# Work item
Print every entry exactly as it appears, but skip the pictures.

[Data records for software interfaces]
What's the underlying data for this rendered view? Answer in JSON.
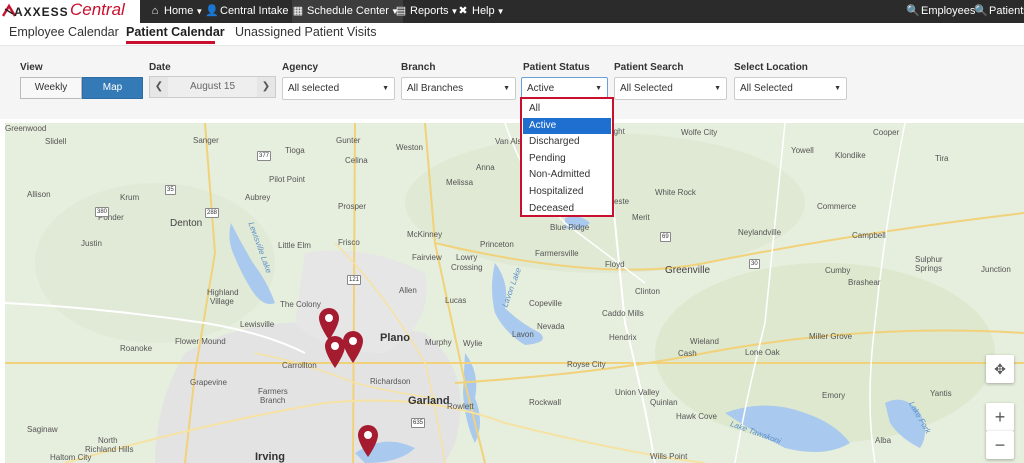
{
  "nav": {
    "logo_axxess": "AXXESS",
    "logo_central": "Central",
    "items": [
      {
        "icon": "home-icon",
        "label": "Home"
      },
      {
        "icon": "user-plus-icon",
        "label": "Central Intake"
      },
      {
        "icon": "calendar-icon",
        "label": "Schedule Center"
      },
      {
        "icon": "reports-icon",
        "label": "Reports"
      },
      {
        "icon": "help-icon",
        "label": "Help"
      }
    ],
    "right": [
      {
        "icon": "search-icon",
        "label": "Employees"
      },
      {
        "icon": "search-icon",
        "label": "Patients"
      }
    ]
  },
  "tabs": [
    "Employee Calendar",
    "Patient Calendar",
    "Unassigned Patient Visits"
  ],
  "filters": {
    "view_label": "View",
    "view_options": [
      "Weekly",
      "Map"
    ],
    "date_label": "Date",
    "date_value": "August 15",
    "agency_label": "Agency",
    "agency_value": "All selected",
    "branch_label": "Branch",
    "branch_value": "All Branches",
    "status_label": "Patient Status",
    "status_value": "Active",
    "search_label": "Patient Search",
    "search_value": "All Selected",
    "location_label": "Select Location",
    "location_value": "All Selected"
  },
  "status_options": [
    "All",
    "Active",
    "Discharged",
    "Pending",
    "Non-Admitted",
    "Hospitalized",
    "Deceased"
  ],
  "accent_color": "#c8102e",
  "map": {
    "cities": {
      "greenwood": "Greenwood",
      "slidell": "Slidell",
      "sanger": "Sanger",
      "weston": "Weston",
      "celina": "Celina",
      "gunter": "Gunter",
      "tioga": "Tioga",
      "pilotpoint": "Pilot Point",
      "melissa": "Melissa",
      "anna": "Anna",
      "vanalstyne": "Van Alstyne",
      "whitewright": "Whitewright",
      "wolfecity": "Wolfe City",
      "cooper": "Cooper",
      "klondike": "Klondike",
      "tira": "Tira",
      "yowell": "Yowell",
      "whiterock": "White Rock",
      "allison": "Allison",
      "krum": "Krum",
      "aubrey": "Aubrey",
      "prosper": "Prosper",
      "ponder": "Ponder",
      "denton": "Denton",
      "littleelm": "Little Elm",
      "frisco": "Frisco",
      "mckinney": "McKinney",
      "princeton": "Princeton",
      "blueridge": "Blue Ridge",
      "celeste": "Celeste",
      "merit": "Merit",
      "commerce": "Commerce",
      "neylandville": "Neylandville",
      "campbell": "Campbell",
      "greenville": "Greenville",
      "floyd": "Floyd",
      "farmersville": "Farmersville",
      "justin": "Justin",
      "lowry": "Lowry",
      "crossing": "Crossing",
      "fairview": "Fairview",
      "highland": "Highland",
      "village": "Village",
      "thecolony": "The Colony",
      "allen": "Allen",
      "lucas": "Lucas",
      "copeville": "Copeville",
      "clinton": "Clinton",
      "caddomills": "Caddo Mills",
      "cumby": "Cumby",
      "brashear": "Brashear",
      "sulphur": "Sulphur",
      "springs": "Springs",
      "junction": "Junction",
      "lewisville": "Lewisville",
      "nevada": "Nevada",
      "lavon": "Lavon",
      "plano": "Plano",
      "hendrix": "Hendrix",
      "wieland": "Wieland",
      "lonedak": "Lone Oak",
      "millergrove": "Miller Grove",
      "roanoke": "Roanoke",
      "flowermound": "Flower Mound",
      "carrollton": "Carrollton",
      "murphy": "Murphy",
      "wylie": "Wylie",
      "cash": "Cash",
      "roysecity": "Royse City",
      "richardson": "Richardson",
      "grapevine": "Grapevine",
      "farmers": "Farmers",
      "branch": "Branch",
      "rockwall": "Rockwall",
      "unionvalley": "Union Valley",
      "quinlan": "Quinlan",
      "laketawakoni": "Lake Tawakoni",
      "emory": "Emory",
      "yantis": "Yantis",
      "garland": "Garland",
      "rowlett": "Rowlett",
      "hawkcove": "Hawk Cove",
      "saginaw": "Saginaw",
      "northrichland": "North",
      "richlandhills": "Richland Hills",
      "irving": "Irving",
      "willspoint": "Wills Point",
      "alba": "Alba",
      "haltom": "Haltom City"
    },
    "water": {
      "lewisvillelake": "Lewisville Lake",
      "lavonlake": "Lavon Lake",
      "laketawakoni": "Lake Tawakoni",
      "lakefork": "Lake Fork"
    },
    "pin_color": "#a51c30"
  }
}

# Answer to the exercise
What's the underlying data for this rendered view? Answer in JSON.
{
  "nav": {
    "logo_axxess": "AXXESS",
    "logo_central": "Central",
    "items": [
      {
        "icon": "home-icon",
        "label": "Home"
      },
      {
        "icon": "user-plus-icon",
        "label": "Central Intake"
      },
      {
        "icon": "calendar-icon",
        "label": "Schedule Center"
      },
      {
        "icon": "reports-icon",
        "label": "Reports"
      },
      {
        "icon": "help-icon",
        "label": "Help"
      }
    ],
    "right": [
      {
        "icon": "search-icon",
        "label": "Employees"
      },
      {
        "icon": "search-icon",
        "label": "Patients"
      }
    ]
  },
  "tabs": [
    "Employee Calendar",
    "Patient Calendar",
    "Unassigned Patient Visits"
  ],
  "filters": {
    "view_label": "View",
    "view_options": [
      "Weekly",
      "Map"
    ],
    "date_label": "Date",
    "date_value": "August 15",
    "agency_label": "Agency",
    "agency_value": "All selected",
    "branch_label": "Branch",
    "branch_value": "All Branches",
    "status_label": "Patient Status",
    "status_value": "Active",
    "search_label": "Patient Search",
    "search_value": "All Selected",
    "location_label": "Select Location",
    "location_value": "All Selected"
  },
  "status_options": [
    "All",
    "Active",
    "Discharged",
    "Pending",
    "Non-Admitted",
    "Hospitalized",
    "Deceased"
  ],
  "accent_color": "#c8102e",
  "map": {
    "cities": {
      "greenwood": "Greenwood",
      "slidell": "Slidell",
      "sanger": "Sanger",
      "weston": "Weston",
      "celina": "Celina",
      "gunter": "Gunter",
      "tioga": "Tioga",
      "pilotpoint": "Pilot Point",
      "melissa": "Melissa",
      "anna": "Anna",
      "vanalstyne": "Van Alstyne",
      "whitewright": "Whitewright",
      "wolfecity": "Wolfe City",
      "cooper": "Cooper",
      "klondike": "Klondike",
      "tira": "Tira",
      "yowell": "Yowell",
      "whiterock": "White Rock",
      "allison": "Allison",
      "krum": "Krum",
      "aubrey": "Aubrey",
      "prosper": "Prosper",
      "ponder": "Ponder",
      "denton": "Denton",
      "littleelm": "Little Elm",
      "frisco": "Frisco",
      "mckinney": "McKinney",
      "princeton": "Princeton",
      "blueridge": "Blue Ridge",
      "celeste": "Celeste",
      "merit": "Merit",
      "commerce": "Commerce",
      "neylandville": "Neylandville",
      "campbell": "Campbell",
      "greenville": "Greenville",
      "floyd": "Floyd",
      "farmersville": "Farmersville",
      "justin": "Justin",
      "lowry": "Lowry",
      "crossing": "Crossing",
      "fairview": "Fairview",
      "highland": "Highland",
      "village": "Village",
      "thecolony": "The Colony",
      "allen": "Allen",
      "lucas": "Lucas",
      "copeville": "Copeville",
      "clinton": "Clinton",
      "caddomills": "Caddo Mills",
      "cumby": "Cumby",
      "brashear": "Brashear",
      "sulphur": "Sulphur",
      "springs": "Springs",
      "junction": "Junction",
      "lewisville": "Lewisville",
      "nevada": "Nevada",
      "lavon": "Lavon",
      "plano": "Plano",
      "hendrix": "Hendrix",
      "wieland": "Wieland",
      "lonedak": "Lone Oak",
      "millergrove": "Miller Grove",
      "roanoke": "Roanoke",
      "flowermound": "Flower Mound",
      "carrollton": "Carrollton",
      "murphy": "Murphy",
      "wylie": "Wylie",
      "cash": "Cash",
      "roysecity": "Royse City",
      "richardson": "Richardson",
      "grapevine": "Grapevine",
      "farmers": "Farmers",
      "branch": "Branch",
      "rockwall": "Rockwall",
      "unionvalley": "Union Valley",
      "quinlan": "Quinlan",
      "laketawakoni": "Lake Tawakoni",
      "emory": "Emory",
      "yantis": "Yantis",
      "garland": "Garland",
      "rowlett": "Rowlett",
      "hawkcove": "Hawk Cove",
      "saginaw": "Saginaw",
      "northrichland": "North",
      "richlandhills": "Richland Hills",
      "irving": "Irving",
      "willspoint": "Wills Point",
      "alba": "Alba",
      "haltom": "Haltom City"
    },
    "water": {
      "lewisvillelake": "Lewisville Lake",
      "lavonlake": "Lavon Lake",
      "laketawakoni": "Lake Tawakoni",
      "lakefork": "Lake Fork"
    },
    "pin_color": "#a51c30"
  }
}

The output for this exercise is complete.